▶ _Direction_:
Extract all lines from the data beneath that include the word "развития".

[Collected data]
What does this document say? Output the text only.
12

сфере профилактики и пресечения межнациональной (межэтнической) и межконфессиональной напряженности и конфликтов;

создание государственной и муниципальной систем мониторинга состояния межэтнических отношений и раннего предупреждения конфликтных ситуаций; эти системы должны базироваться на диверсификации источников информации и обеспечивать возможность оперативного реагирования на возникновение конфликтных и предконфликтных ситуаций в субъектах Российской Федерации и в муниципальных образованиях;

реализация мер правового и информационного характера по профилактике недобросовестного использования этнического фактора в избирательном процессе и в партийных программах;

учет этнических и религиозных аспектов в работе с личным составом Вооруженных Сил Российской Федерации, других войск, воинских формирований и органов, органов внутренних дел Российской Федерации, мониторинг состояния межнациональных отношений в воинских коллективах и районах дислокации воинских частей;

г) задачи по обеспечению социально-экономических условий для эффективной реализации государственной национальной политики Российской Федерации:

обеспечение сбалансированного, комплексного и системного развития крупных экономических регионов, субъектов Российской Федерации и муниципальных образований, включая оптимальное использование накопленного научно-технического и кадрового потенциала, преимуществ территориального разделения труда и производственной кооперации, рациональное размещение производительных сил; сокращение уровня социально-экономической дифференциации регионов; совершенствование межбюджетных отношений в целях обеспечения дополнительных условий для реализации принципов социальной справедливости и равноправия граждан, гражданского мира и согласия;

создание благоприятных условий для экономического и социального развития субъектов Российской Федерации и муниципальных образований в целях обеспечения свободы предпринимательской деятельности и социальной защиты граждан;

▶ _Result for this task_:
обеспечение сбалансированного, комплексного и системного развития крупных экономических регионов, субъектов Российской Федерации и муниципальных образований, включая оптимальное использование накопленного научно-технического и кадрового потенциала, преимуществ территориального разделения труда и производственной кооперации, рациональное размещение производительных сил; сокращение уровня социально-экономической дифференциации регионов; совершенствование межбюджетных отношений в целях обеспечения дополнительных условий для реализации принципов социальной справедливости и равноправия граждан, гражданского мира и согласия;
создание благоприятных условий для экономического и социального развития субъектов Российской Федерации и муниципальных образований в целях обеспечения свободы предпринимательской деятельности и социальной защиты граждан;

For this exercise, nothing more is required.